At 11:31 PM 1/20/01 -0800, you wrote:
>Just to add a piece--and I don't know how relevant to Australia. In the US
>and Western Europe it's not unusual for urban people who can take vacations
>to do so someplace rural. In the US the middle class often send the kids
>away to a summer camp and rural second residences are not uncommon, the
>wealthy have rural compounds adjacent to each otherfor all ages. So for the
>kids a rurality freed of toil--a vacation from toil--enters the
>imagination, and is sustained into adulthood.
>
>For adults who write the rural place may even be an art colony.
>
>So leisure to write happens disproportionately when one is away from one's
>usual residence, and the rural as freedom from toil becomes an imagined
>topos.
>
>Now multiply this by a few millenia--Roman poets also wrote their poems
>while rusticating.
>
>And then there are the other myths to which Kominos refers as romantic. Old
>old habits that are alive and well at the movies, for example. Not just
>that somewhere there's an Edenic existence that's more real than the
>imperfect one we lead--a reflection of awareness of injustices or
>mortality--but that, at least in America, the belief in the Eden of perfect
>freedom that's supposed to exist beyond the rural is promoted by those it
>serves to offer to dwellers in overcrowded cities as an imaginative out, a
>release of pressures that could otherwise cause the whole social construct
>to explode--one's daily life has an escape clause, one can light out for
>the territories. Space as opiate.

[Task requirements]
1 > List the kinds of rural retreat that the message on rural life and leisure mentions.
2 > The message on rural life and leisure says that, at least in America, the belief in an Eden of perfect freedom beyond the rural is promoted. Explain why, in one to three sentences.
3 > Go on with the message on rural life and leisure, starting after its last sentence.

[Provided records]
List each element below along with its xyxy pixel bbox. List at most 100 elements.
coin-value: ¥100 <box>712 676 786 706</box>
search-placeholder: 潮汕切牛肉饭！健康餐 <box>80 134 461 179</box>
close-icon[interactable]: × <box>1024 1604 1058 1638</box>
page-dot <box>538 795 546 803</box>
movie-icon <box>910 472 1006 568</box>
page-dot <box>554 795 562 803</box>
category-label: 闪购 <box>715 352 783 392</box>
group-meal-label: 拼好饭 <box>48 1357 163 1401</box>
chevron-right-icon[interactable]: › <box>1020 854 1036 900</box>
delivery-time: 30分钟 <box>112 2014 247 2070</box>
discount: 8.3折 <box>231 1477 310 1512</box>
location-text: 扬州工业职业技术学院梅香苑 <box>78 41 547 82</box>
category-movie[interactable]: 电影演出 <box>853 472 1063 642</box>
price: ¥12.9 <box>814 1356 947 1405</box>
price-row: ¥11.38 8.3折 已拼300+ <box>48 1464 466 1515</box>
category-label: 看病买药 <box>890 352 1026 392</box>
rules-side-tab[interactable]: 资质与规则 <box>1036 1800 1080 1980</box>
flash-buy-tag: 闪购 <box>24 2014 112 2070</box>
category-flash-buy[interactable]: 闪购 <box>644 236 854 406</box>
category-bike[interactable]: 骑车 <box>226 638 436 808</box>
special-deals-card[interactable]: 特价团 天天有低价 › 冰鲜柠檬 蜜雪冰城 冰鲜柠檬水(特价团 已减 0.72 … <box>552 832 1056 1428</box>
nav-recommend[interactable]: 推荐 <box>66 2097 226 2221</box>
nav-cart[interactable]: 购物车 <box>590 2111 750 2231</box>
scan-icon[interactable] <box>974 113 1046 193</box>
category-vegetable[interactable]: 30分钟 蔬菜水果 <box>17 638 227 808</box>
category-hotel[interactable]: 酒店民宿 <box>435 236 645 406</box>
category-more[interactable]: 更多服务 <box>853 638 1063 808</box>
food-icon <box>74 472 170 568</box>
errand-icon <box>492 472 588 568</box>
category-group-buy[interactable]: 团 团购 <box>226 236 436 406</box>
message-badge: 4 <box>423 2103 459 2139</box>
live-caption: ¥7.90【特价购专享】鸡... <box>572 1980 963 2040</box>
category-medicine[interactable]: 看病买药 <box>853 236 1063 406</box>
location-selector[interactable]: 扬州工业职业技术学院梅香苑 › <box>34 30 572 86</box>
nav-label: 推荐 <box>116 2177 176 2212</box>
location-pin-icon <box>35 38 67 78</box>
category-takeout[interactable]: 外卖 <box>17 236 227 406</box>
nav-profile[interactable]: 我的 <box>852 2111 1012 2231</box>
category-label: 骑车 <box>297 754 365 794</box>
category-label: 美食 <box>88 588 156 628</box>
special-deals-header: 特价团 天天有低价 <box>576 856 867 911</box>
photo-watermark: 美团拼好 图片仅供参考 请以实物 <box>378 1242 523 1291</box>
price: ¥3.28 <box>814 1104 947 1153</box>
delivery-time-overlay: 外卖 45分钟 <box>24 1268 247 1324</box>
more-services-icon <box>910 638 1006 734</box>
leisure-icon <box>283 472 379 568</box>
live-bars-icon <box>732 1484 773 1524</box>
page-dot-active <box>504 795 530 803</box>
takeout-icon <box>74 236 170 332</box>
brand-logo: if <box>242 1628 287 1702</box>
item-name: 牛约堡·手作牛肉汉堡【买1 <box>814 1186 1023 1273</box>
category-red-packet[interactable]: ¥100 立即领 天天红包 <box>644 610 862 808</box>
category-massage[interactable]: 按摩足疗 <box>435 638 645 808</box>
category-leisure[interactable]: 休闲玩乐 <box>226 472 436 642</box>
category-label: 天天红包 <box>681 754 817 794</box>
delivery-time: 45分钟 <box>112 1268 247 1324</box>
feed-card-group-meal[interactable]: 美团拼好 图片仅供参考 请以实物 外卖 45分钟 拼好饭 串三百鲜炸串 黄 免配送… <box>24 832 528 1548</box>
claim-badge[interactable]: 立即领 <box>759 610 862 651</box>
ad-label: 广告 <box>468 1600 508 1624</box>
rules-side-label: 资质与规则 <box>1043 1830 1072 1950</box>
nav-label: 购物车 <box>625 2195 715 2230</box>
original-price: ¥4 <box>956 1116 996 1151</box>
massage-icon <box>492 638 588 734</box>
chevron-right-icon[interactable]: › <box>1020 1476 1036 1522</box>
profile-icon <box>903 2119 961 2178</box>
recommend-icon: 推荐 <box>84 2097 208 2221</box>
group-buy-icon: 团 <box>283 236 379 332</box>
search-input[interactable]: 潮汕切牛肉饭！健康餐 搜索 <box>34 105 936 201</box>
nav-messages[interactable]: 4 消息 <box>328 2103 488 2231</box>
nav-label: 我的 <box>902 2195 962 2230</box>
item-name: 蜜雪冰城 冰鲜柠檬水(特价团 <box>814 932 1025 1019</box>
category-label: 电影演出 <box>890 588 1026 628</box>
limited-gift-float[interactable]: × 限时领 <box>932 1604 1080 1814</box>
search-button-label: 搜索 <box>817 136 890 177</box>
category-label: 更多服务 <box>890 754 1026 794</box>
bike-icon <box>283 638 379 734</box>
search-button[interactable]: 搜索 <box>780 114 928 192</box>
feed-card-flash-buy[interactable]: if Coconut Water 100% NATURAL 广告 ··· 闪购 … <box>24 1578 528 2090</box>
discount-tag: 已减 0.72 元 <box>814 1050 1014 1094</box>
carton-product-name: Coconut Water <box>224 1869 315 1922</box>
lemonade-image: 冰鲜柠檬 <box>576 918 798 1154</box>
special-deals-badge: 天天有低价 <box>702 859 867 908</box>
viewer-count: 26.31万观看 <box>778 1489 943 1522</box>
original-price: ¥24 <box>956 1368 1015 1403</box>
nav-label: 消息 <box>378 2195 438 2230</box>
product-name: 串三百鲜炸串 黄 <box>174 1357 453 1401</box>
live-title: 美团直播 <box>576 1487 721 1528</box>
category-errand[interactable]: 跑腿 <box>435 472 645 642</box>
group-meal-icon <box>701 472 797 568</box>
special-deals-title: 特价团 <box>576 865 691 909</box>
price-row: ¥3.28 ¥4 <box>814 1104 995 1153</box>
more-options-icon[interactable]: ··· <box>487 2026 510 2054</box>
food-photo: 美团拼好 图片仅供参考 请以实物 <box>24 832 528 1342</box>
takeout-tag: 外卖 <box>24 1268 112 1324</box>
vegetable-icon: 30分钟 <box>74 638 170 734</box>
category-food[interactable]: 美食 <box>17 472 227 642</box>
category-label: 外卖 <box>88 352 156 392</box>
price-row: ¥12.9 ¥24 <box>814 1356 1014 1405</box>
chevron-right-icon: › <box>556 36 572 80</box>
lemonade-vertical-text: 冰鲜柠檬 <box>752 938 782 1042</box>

[Answers given]
1 >
- Vacations someplace rural
- Summer camp for the kids
- Rural second residences
- Rural compounds adjacent to each other, kept by the wealthy
- An art colony, for adults who write

2 > Those whom the belief serves offer it to dwellers in overcrowded cities as an imaginative out. It acts as a release of pressures that could otherwise cause the whole social construct to explode, because it gives daily life an escape clause.

3 >
>
>Mark
>
>
>
>So the rural
>At 01:41 PM 1/21/2001 +1100, [log in to unmask] wrote:
>>Hi Komninos - some stray thoughts -
>>
>>>why do we continue to use imagery which is not part of our everyday
>>>experience?
>>>
>>There are a number of people who _do_ live in the country, and it is part
>>of their everyday experience; are you speaking of them as well?  What
>>about poets like Lionel Fogarty?  However, there have been some peculiar
>>things in the bush - those centaurs that Hugh McCrae put there, for
>>instance - which suggest that for Europeans and other immigrants it's a
>>representation that's always been full of tension and contradictions.
>>It's fair to say that the strain of Australian writing which might be
>>called urban - starting with Jonah, and through poems by Furnleigh
>>Maurice, Kenneth Slessor etc - has tended to be undervalued and
>>unrepresented in the general glaze of the tv bushman: but it is there,
>>and has been very visible in the past couple of decades, I would say
>>especially in poetry.  Same as Rick Amor's urban landscapes are there, in
>>dialogue with Fred Williams.
>>
>>As JK pointed out, alot of contemporary "landscape" poetry tends to the
>>dystopian - environments destroyed and lost - and look rather at the
>>violent and brutal, pace Barbara Baynton (Coral Hull is another one I
>>forgot to mention: violence looms large in her work).
>>
>>>is it a need to establish that we, white australians who have appropriated
>>>this country, actually belong here, so we try to write ourselves into the
>>>landscape. and this may not be conscious in individual writers but
>>>underlying in all of us who have come to live in australia and are not
>>>indiginous?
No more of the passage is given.